Dataset entries:
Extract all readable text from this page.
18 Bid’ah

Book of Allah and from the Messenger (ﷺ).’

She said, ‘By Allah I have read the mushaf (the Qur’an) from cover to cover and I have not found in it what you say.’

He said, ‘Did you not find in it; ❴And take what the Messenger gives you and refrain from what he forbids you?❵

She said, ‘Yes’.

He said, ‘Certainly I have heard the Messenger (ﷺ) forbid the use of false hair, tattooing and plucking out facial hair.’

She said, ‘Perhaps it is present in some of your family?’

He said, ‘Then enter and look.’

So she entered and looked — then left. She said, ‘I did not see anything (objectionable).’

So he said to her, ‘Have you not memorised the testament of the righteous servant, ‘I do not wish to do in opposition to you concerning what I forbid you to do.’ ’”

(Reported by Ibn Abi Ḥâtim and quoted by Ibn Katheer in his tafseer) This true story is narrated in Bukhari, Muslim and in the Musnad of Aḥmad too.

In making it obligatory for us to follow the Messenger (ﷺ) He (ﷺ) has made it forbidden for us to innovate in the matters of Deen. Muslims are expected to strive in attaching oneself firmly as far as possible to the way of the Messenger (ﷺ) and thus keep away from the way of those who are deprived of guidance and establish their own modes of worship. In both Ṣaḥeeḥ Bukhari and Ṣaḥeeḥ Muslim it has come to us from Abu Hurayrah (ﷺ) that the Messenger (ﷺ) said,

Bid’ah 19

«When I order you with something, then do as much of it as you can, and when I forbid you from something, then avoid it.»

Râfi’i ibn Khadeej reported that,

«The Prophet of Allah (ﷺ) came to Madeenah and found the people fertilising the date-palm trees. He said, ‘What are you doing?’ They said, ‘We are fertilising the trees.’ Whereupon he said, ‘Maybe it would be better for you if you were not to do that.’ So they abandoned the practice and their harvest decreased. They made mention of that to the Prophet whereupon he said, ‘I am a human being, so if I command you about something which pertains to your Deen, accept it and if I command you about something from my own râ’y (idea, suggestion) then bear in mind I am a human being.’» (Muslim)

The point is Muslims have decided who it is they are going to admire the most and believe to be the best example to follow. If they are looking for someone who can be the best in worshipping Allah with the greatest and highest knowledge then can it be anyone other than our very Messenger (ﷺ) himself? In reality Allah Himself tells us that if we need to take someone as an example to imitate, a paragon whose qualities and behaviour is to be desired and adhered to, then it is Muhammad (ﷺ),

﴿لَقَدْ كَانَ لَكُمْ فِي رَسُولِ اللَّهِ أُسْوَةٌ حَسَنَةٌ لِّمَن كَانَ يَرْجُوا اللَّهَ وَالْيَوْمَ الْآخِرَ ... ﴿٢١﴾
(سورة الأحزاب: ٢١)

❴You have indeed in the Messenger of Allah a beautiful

• _Stated exercise_: Go through the records and print each one exactly.

• _The result_:
Extract all readable text from this page.
18 Bid’ah

Book of Allah and from the Messenger (ﷺ).’

She said, ‘By Allah I have read the mushaf (the Qur’an) from cover to cover and I have not found in it what you say.’

He said, ‘Did you not find in it; ❴And take what the Messenger gives you and refrain from what he forbids you?❵

She said, ‘Yes’.

He said, ‘Certainly I have heard the Messenger (ﷺ) forbid the use of false hair, tattooing and plucking out facial hair.’

She said, ‘Perhaps it is present in some of your family?’

He said, ‘Then enter and look.’

So she entered and looked — then left. She said, ‘I did not see anything (objectionable).’

So he said to her, ‘Have you not memorised the testament of the righteous servant, ‘I do not wish to do in opposition to you concerning what I forbid you to do.’ ’”

(Reported by Ibn Abi Ḥâtim and quoted by Ibn Katheer in his tafseer) This true story is narrated in Bukhari, Muslim and in the Musnad of Aḥmad too.

In making it obligatory for us to follow the Messenger (ﷺ) He (ﷺ) has made it forbidden for us to innovate in the matters of Deen. Muslims are expected to strive in attaching oneself firmly as far as possible to the way of the Messenger (ﷺ) and thus keep away from the way of those who are deprived of guidance and establish their own modes of worship. In both Ṣaḥeeḥ Bukhari and Ṣaḥeeḥ Muslim it has come to us from Abu Hurayrah (ﷺ) that the Messenger (ﷺ) said,

Bid’ah 19

«When I order you with something, then do as much of it as you can, and when I forbid you from something, then avoid it.»

Râfi’i ibn Khadeej reported that,

«The Prophet of Allah (ﷺ) came to Madeenah and found the people fertilising the date-palm trees. He said, ‘What are you doing?’ They said, ‘We are fertilising the trees.’ Whereupon he said, ‘Maybe it would be better for you if you were not to do that.’ So they abandoned the practice and their harvest decreased. They made mention of that to the Prophet whereupon he said, ‘I am a human being, so if I command you about something which pertains to your Deen, accept it and if I command you about something from my own râ’y (idea, suggestion) then bear in mind I am a human being.’» (Muslim)

The point is Muslims have decided who it is they are going to admire the most and believe to be the best example to follow. If they are looking for someone who can be the best in worshipping Allah with the greatest and highest knowledge then can it be anyone other than our very Messenger (ﷺ) himself? In reality Allah Himself tells us that if we need to take someone as an example to imitate, a paragon whose qualities and behaviour is to be desired and adhered to, then it is Muhammad (ﷺ),

﴿لَقَدْ كَانَ لَكُمْ فِي رَسُولِ اللَّهِ أُسْوَةٌ حَسَنَةٌ لِّمَن كَانَ يَرْجُوا اللَّهَ وَالْيَوْمَ الْآخِرَ ... ﴿٢١﴾
(سورة الأحزاب: ٢١)

❴You have indeed in the Messenger of Allah a beautiful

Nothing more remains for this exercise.